GOAL OF THE EXERCISE: Reproduce the listing below in full and exactly; no pictures belong in the copy.

=== Section Start ===

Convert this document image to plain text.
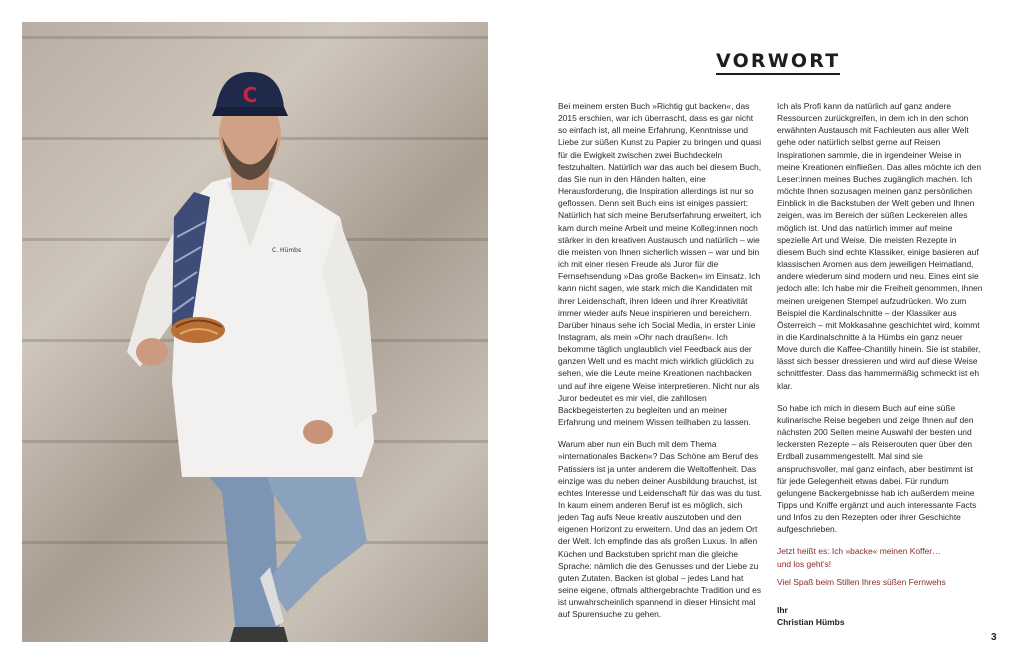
C
C. Hümbs
VORWORT

Bei meinem ersten Buch »Richtig gut backen«, das 2015 erschien, war ich überrascht, dass es gar nicht so einfach ist, all meine Erfahrung, Kenntnisse und Liebe zur süßen Kunst zu Papier zu bringen und quasi für die Ewigkeit zwischen zwei Buchdeckeln festzuhalten. Natürlich war das auch bei diesem Buch, das Sie nun in den Händen halten, eine Herausforderung, die Inspiration allerdings ist nur so geflossen. Denn seit Buch eins ist einiges passiert: Natürlich hat sich meine Berufserfahrung erweitert, ich kam durch meine Arbeit und meine Kolleg:innen noch stärker in den kreativen Austausch und natürlich – wie die meisten von Ihnen sicherlich wissen – war und bin ich mit einer riesen Freude als Juror für die Fernsehsendung »Das große Backen« im Einsatz. Ich kann nicht sagen, wie stark mich die Kandidaten mit ihrer Leidenschaft, ihren Ideen und ihrer Kreativität immer wieder aufs Neue inspirieren und bereichern. Darüber hinaus sehe ich Social Media, in erster Linie Instagram, als mein »Ohr nach draußen«. Ich bekomme täglich unglaublich viel Feedback aus der ganzen Welt und es macht mich wirklich glücklich zu sehen, wie die Leute meine Kreationen nachbacken und auf ihre eigene Weise interpretieren. Nicht nur als Juror bedeutet es mir viel, die zahllosen Backbegeisterten zu begleiten und an meiner Erfahrung und meinem Wissen teilhaben zu lassen.

Warum aber nun ein Buch mit dem Thema »internationales Backen«? Das Schöne am Beruf des Patissiers ist ja unter anderem die Weltoffenheit. Das einzige was du neben deiner Ausbildung brauchst, ist echtes Interesse und Leidenschaft für das was du tust. In kaum einem anderen Beruf ist es möglich, sich jeden Tag aufs Neue kreativ auszutoben und den eigenen Horizont zu erweitern. Und das an jedem Ort der Welt. Ich empfinde das als großen Luxus. In allen Küchen und Backstuben spricht man die gleiche Sprache: nämlich die des Genusses und der Liebe zu guten Zutaten. Backen ist global – jedes Land hat seine eigene, oftmals althergebrachte Tradition und es ist unwahrscheinlich spannend in dieser Hinsicht mal auf Spurensuche zu gehen.

Ich als Profi kann da natürlich auf ganz andere Ressourcen zurückgreifen, in dem ich in den schon erwähnten Austausch mit Fachleuten aus aller Welt gehe oder natürlich selbst gerne auf Reisen Inspirationen sammle, die in irgendeiner Weise in meine Kreationen einfließen. Das alles möchte ich den Leser:innen meines Buches zugänglich machen. Ich möchte Ihnen sozusagen meinen ganz persönlichen Einblick in die Backstuben der Welt geben und Ihnen zeigen, was im Bereich der süßen Leckereien alles möglich ist. Und das natürlich immer auf meine spezielle Art und Weise. Die meisten Rezepte in diesem Buch sind echte Klassiker, einige basieren auf klassischen Aromen aus dem jeweiligen Heimatland, andere wiederum sind modern und neu. Eines eint sie jedoch alle: Ich habe mir die Freiheit genommen, ihnen meinen ureigenen Stempel aufzudrücken. Wo zum Beispiel die Kardinalschnitte – der Klassiker aus Österreich – mit Mokkasahne geschichtet wird, kommt in die Kardinalschnitte à la Hümbs ein ganz neuer Move durch die Kaffee-Chantilly hinein. Sie ist stabiler, lässt sich besser dressieren und wird auf diese Weise schnittfester. Dass das hammermäßig schmeckt ist eh klar.

So habe ich mich in diesem Buch auf eine süße kulinarische Reise begeben und zeige Ihnen auf den nächsten 200 Seiten meine Auswahl der besten und leckersten Rezepte – als Reiserouten quer über den Erdball zusammengestellt. Mal sind sie anspruchsvoller, mal ganz einfach, aber bestimmt ist für jede Gelegenheit etwas dabei. Für rundum gelungene Backergebnisse hab ich außerdem meine Tipps und Kniffe ergänzt und auch interessante Facts und Infos zu den Rezepten oder ihrer Geschichte aufgeschrieben.

Jetzt heißt es: Ich »backe« meinen Koffer…
und los geht's!

Viel Spaß beim Stillen Ihres süßen Fernwehs

Ihr
Christian Hümbs

3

=== Section End ===

RESPONSE:
Convert this document image to plain text.
C
C. Hümbs
VORWORT

Bei meinem ersten Buch »Richtig gut backen«, das 2015 erschien, war ich überrascht, dass es gar nicht so einfach ist, all meine Erfahrung, Kenntnisse und Liebe zur süßen Kunst zu Papier zu bringen und quasi für die Ewigkeit zwischen zwei Buchdeckeln festzuhalten. Natürlich war das auch bei diesem Buch, das Sie nun in den Händen halten, eine Herausforderung, die Inspiration allerdings ist nur so geflossen. Denn seit Buch eins ist einiges passiert: Natürlich hat sich meine Berufserfahrung erweitert, ich kam durch meine Arbeit und meine Kolleg:innen noch stärker in den kreativen Austausch und natürlich – wie die meisten von Ihnen sicherlich wissen – war und bin ich mit einer riesen Freude als Juror für die Fernsehsendung »Das große Backen« im Einsatz. Ich kann nicht sagen, wie stark mich die Kandidaten mit ihrer Leidenschaft, ihren Ideen und ihrer Kreativität immer wieder aufs Neue inspirieren und bereichern. Darüber hinaus sehe ich Social Media, in erster Linie Instagram, als mein »Ohr nach draußen«. Ich bekomme täglich unglaublich viel Feedback aus der ganzen Welt und es macht mich wirklich glücklich zu sehen, wie die Leute meine Kreationen nachbacken und auf ihre eigene Weise interpretieren. Nicht nur als Juror bedeutet es mir viel, die zahllosen Backbegeisterten zu begleiten und an meiner Erfahrung und meinem Wissen teilhaben zu lassen.

Warum aber nun ein Buch mit dem Thema »internationales Backen«? Das Schöne am Beruf des Patissiers ist ja unter anderem die Weltoffenheit. Das einzige was du neben deiner Ausbildung brauchst, ist echtes Interesse und Leidenschaft für das was du tust. In kaum einem anderen Beruf ist es möglich, sich jeden Tag aufs Neue kreativ auszutoben und den eigenen Horizont zu erweitern. Und das an jedem Ort der Welt. Ich empfinde das als großen Luxus. In allen Küchen und Backstuben spricht man die gleiche Sprache: nämlich die des Genusses und der Liebe zu guten Zutaten. Backen ist global – jedes Land hat seine eigene, oftmals althergebrachte Tradition und es ist unwahrscheinlich spannend in dieser Hinsicht mal auf Spurensuche zu gehen.

Ich als Profi kann da natürlich auf ganz andere Ressourcen zurückgreifen, in dem ich in den schon erwähnten Austausch mit Fachleuten aus aller Welt gehe oder natürlich selbst gerne auf Reisen Inspirationen sammle, die in irgendeiner Weise in meine Kreationen einfließen. Das alles möchte ich den Leser:innen meines Buches zugänglich machen. Ich möchte Ihnen sozusagen meinen ganz persönlichen Einblick in die Backstuben der Welt geben und Ihnen zeigen, was im Bereich der süßen Leckereien alles möglich ist. Und das natürlich immer auf meine spezielle Art und Weise. Die meisten Rezepte in diesem Buch sind echte Klassiker, einige basieren auf klassischen Aromen aus dem jeweiligen Heimatland, andere wiederum sind modern und neu. Eines eint sie jedoch alle: Ich habe mir die Freiheit genommen, ihnen meinen ureigenen Stempel aufzudrücken. Wo zum Beispiel die Kardinalschnitte – der Klassiker aus Österreich – mit Mokkasahne geschichtet wird, kommt in die Kardinalschnitte à la Hümbs ein ganz neuer Move durch die Kaffee-Chantilly hinein. Sie ist stabiler, lässt sich besser dressieren und wird auf diese Weise schnittfester. Dass das hammermäßig schmeckt ist eh klar.

So habe ich mich in diesem Buch auf eine süße kulinarische Reise begeben und zeige Ihnen auf den nächsten 200 Seiten meine Auswahl der besten und leckersten Rezepte – als Reiserouten quer über den Erdball zusammengestellt. Mal sind sie anspruchsvoller, mal ganz einfach, aber bestimmt ist für jede Gelegenheit etwas dabei. Für rundum gelungene Backergebnisse hab ich außerdem meine Tipps und Kniffe ergänzt und auch interessante Facts und Infos zu den Rezepten oder ihrer Geschichte aufgeschrieben.

Jetzt heißt es: Ich »backe« meinen Koffer…
und los geht's!

Viel Spaß beim Stillen Ihres süßen Fernwehs

Ihr
Christian Hümbs

3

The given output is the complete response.